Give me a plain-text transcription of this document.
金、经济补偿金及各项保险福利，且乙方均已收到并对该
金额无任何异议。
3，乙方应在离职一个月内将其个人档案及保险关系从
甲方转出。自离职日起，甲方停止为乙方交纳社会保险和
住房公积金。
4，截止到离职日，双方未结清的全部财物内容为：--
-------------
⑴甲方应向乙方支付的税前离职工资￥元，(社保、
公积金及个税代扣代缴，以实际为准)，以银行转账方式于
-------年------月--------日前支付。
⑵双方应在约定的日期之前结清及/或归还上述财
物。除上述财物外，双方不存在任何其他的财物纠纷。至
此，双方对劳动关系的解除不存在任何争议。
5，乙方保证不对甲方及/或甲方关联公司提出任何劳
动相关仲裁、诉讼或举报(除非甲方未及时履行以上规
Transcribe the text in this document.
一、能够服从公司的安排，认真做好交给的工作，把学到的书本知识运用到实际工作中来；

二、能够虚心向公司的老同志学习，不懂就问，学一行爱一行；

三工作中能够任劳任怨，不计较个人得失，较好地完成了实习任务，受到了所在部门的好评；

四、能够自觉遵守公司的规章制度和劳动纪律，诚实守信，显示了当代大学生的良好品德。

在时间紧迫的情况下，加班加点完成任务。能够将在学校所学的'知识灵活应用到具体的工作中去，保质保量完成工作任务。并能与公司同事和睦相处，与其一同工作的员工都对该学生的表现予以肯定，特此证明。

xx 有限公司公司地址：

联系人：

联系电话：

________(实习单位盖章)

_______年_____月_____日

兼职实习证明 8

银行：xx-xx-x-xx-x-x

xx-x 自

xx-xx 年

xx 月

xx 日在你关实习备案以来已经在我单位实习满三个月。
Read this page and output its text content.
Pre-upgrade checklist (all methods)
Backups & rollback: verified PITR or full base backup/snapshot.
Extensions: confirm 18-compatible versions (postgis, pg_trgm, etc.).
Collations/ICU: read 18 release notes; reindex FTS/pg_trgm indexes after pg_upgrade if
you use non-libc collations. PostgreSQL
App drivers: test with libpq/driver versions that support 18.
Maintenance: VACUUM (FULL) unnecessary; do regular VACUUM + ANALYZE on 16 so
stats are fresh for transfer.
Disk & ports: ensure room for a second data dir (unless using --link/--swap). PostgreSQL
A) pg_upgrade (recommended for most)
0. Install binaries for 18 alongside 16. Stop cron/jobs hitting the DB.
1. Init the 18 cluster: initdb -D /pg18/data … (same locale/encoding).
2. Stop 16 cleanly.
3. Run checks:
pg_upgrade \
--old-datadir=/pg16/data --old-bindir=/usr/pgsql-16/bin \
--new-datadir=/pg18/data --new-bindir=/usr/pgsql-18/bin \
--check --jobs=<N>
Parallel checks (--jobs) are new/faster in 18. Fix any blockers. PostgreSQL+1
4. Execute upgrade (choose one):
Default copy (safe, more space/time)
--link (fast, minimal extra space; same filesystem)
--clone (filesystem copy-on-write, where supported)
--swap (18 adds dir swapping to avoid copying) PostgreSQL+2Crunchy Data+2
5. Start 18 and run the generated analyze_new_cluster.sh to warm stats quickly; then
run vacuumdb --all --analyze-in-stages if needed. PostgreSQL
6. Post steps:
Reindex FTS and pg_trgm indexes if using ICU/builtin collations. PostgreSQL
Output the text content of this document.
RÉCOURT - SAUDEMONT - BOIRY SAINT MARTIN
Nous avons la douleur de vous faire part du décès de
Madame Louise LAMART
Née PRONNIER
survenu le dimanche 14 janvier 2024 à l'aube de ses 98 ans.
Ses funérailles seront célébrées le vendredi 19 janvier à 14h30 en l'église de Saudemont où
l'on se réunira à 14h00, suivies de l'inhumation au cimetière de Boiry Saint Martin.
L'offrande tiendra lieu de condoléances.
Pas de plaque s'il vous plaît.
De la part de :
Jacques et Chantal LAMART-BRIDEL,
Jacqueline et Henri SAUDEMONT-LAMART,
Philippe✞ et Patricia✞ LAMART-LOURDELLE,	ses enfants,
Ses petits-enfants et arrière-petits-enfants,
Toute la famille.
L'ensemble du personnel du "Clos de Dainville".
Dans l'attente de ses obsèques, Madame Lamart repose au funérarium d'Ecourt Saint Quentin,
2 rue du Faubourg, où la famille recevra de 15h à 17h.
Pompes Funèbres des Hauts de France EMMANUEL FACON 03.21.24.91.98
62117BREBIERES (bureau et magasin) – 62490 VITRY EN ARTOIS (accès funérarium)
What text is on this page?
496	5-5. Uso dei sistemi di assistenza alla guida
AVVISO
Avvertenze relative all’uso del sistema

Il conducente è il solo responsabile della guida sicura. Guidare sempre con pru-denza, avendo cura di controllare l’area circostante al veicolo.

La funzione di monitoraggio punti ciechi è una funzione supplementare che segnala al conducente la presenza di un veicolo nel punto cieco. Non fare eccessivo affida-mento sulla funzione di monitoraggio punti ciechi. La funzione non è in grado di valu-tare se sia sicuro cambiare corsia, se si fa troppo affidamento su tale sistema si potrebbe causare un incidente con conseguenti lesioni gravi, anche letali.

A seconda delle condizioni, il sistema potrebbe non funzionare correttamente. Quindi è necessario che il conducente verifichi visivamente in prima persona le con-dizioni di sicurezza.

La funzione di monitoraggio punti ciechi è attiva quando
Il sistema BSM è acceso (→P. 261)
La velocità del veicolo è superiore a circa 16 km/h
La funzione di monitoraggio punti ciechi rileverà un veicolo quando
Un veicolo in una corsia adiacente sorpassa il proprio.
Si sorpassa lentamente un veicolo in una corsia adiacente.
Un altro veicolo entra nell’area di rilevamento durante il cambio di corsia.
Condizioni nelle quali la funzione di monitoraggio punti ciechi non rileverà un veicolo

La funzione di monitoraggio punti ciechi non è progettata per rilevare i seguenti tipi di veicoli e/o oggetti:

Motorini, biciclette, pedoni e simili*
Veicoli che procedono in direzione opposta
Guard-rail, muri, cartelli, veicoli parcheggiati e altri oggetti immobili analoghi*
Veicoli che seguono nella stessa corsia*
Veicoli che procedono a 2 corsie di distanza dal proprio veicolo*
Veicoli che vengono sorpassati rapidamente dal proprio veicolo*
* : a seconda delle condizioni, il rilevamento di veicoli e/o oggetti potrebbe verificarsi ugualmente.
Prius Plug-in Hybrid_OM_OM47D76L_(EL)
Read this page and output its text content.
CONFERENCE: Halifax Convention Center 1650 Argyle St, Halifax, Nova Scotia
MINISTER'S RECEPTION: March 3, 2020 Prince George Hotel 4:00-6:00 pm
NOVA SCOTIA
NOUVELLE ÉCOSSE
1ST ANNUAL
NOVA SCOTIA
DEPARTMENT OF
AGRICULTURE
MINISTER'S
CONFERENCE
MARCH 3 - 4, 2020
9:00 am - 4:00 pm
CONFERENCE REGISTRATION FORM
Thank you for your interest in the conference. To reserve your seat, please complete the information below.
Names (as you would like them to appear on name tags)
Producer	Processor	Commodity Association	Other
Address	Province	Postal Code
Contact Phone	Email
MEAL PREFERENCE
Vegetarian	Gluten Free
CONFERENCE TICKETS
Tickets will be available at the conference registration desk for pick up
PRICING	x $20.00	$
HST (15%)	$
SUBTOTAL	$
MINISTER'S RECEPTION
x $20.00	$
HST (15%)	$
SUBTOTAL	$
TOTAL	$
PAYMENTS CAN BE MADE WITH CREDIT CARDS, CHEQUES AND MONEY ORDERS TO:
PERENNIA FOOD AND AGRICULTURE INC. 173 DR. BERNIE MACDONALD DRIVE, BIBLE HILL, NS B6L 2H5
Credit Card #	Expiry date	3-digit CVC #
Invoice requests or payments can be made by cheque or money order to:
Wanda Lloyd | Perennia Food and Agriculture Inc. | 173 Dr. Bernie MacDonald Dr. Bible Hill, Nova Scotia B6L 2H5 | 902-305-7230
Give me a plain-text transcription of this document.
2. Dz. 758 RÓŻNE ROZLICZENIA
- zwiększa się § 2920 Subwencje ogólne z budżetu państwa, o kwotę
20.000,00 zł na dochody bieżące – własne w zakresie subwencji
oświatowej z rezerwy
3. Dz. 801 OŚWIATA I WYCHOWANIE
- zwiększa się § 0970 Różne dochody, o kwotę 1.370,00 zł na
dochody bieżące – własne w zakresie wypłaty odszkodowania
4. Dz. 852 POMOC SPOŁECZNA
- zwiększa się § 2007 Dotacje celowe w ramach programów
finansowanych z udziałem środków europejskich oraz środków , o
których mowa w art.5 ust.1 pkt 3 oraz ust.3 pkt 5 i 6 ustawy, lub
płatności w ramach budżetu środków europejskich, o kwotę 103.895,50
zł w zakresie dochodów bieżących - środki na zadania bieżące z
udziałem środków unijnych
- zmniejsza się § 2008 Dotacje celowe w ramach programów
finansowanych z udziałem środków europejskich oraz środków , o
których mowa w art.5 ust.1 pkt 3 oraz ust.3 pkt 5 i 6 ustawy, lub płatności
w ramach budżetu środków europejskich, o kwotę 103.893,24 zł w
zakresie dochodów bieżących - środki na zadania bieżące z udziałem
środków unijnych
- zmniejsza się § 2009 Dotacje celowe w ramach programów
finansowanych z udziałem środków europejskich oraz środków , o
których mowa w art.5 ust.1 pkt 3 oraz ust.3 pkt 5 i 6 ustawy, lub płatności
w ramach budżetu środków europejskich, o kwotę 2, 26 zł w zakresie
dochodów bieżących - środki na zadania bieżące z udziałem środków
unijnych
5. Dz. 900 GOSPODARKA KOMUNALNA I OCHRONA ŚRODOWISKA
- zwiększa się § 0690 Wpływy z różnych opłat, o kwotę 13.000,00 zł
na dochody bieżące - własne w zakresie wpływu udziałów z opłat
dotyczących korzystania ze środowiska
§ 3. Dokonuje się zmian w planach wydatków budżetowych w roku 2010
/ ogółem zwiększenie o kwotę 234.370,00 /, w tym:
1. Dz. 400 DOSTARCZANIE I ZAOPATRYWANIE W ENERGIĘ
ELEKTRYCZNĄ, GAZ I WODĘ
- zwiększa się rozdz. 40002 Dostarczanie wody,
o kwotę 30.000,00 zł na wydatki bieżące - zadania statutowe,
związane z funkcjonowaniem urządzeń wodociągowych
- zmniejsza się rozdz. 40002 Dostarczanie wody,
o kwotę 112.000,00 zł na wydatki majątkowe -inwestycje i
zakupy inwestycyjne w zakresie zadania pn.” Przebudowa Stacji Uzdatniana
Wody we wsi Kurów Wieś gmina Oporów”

**YOUR TASK**.
Tally the lines of the listing in which the word "MINISTER" occurs, and state the total alone.

**RESULT**.
3